— TO DO —
Reproduce all of the data exactly, with no line skipped.

— TASK MATERIAL —
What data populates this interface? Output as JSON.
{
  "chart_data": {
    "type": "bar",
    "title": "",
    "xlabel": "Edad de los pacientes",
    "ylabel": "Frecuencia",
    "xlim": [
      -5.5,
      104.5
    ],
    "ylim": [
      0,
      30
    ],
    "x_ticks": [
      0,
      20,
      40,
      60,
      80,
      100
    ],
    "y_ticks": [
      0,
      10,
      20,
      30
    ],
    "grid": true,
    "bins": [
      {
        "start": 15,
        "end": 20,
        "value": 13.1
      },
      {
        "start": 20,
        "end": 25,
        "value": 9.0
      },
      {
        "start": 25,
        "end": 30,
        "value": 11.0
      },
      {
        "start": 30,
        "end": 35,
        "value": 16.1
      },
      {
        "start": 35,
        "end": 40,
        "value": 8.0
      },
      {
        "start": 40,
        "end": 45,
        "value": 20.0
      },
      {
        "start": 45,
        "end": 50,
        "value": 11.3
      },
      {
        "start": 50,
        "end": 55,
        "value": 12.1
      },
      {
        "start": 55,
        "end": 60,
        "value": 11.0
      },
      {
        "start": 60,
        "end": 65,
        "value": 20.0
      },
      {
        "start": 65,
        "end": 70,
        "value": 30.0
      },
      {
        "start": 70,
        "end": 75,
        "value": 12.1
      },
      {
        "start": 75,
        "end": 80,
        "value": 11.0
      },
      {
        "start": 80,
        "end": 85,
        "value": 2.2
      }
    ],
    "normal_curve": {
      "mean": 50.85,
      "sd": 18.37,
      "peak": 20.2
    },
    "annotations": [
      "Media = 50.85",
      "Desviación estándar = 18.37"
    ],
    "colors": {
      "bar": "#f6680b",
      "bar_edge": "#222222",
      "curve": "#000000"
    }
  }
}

— COMPLETE RESPONSE —
What data populates this interface? Output as JSON.
{
  "chart_data": {
    "type": "bar",
    "title": "",
    "xlabel": "Edad de los pacientes",
    "ylabel": "Frecuencia",
    "xlim": [
      -5.5,
      104.5
    ],
    "ylim": [
      0,
      30
    ],
    "x_ticks": [
      0,
      20,
      40,
      60,
      80,
      100
    ],
    "y_ticks": [
      0,
      10,
      20,
      30
    ],
    "grid": true,
    "bins": [
      {
        "start": 15,
        "end": 20,
        "value": 13.1
      },
      {
        "start": 20,
        "end": 25,
        "value": 9.0
      },
      {
        "start": 25,
        "end": 30,
        "value": 11.0
      },
      {
        "start": 30,
        "end": 35,
        "value": 16.1
      },
      {
        "start": 35,
        "end": 40,
        "value": 8.0
      },
      {
        "start": 40,
        "end": 45,
        "value": 20.0
      },
      {
        "start": 45,
        "end": 50,
        "value": 11.3
      },
      {
        "start": 50,
        "end": 55,
        "value": 12.1
      },
      {
        "start": 55,
        "end": 60,
        "value": 11.0
      },
      {
        "start": 60,
        "end": 65,
        "value": 20.0
      },
      {
        "start": 65,
        "end": 70,
        "value": 30.0
      },
      {
        "start": 70,
        "end": 75,
        "value": 12.1
      },
      {
        "start": 75,
        "end": 80,
        "value": 11.0
      },
      {
        "start": 80,
        "end": 85,
        "value": 2.2
      }
    ],
    "normal_curve": {
      "mean": 50.85,
      "sd": 18.37,
      "peak": 20.2
    },
    "annotations": [
      "Media = 50.85",
      "Desviación estándar = 18.37"
    ],
    "colors": {
      "bar": "#f6680b",
      "bar_edge": "#222222",
      "curve": "#000000"
    }
  }
}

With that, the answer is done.